→ Data supplied:

## BEGIN

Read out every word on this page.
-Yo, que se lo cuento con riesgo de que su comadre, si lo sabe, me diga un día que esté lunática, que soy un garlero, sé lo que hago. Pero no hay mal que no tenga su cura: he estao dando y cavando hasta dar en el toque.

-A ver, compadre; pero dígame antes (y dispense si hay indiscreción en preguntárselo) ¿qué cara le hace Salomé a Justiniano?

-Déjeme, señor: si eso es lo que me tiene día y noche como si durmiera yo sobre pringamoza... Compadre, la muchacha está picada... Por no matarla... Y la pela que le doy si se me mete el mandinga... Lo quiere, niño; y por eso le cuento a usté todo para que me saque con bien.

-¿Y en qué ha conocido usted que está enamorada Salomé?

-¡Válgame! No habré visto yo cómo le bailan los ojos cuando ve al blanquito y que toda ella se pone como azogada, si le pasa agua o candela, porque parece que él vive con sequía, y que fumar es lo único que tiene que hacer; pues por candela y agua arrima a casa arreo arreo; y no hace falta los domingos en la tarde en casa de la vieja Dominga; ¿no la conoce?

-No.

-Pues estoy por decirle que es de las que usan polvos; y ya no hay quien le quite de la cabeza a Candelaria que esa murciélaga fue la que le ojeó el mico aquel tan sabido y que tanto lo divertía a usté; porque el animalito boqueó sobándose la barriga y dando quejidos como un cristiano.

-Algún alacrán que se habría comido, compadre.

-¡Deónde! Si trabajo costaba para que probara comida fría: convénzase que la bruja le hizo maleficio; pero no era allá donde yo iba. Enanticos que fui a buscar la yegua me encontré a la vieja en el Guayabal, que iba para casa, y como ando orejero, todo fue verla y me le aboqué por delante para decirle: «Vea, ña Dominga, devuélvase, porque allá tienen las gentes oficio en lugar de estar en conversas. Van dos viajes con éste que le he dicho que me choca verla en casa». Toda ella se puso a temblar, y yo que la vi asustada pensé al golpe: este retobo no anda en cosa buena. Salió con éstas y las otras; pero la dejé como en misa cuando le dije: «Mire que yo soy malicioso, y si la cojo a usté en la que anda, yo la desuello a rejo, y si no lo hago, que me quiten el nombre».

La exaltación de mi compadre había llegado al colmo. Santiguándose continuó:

## END

Write every entry out again exactly.

→ Response to this exercise:
Read out every word on this page.
-Yo, que se lo cuento con riesgo de que su comadre, si lo sabe, me diga un día que esté lunática, que soy un garlero, sé lo que hago. Pero no hay mal que no tenga su cura: he estao dando y cavando hasta dar en el toque.

-A ver, compadre; pero dígame antes (y dispense si hay indiscreción en preguntárselo) ¿qué cara le hace Salomé a Justiniano?

-Déjeme, señor: si eso es lo que me tiene día y noche como si durmiera yo sobre pringamoza... Compadre, la muchacha está picada... Por no matarla... Y la pela que le doy si se me mete el mandinga... Lo quiere, niño; y por eso le cuento a usté todo para que me saque con bien.

-¿Y en qué ha conocido usted que está enamorada Salomé?

-¡Válgame! No habré visto yo cómo le bailan los ojos cuando ve al blanquito y que toda ella se pone como azogada, si le pasa agua o candela, porque parece que él vive con sequía, y que fumar es lo único que tiene que hacer; pues por candela y agua arrima a casa arreo arreo; y no hace falta los domingos en la tarde en casa de la vieja Dominga; ¿no la conoce?

-No.

-Pues estoy por decirle que es de las que usan polvos; y ya no hay quien le quite de la cabeza a Candelaria que esa murciélaga fue la que le ojeó el mico aquel tan sabido y que tanto lo divertía a usté; porque el animalito boqueó sobándose la barriga y dando quejidos como un cristiano.

-Algún alacrán que se habría comido, compadre.

-¡Deónde! Si trabajo costaba para que probara comida fría: convénzase que la bruja le hizo maleficio; pero no era allá donde yo iba. Enanticos que fui a buscar la yegua me encontré a la vieja en el Guayabal, que iba para casa, y como ando orejero, todo fue verla y me le aboqué por delante para decirle: «Vea, ña Dominga, devuélvase, porque allá tienen las gentes oficio en lugar de estar en conversas. Van dos viajes con éste que le he dicho que me choca verla en casa». Toda ella se puso a temblar, y yo que la vi asustada pensé al golpe: este retobo no anda en cosa buena. Salió con éstas y las otras; pero la dejé como en misa cuando le dije: «Mire que yo soy malicioso, y si la cojo a usté en la que anda, yo la desuello a rejo, y si no lo hago, que me quiten el nombre».

La exaltación de mi compadre había llegado al colmo. Santiguándose continuó:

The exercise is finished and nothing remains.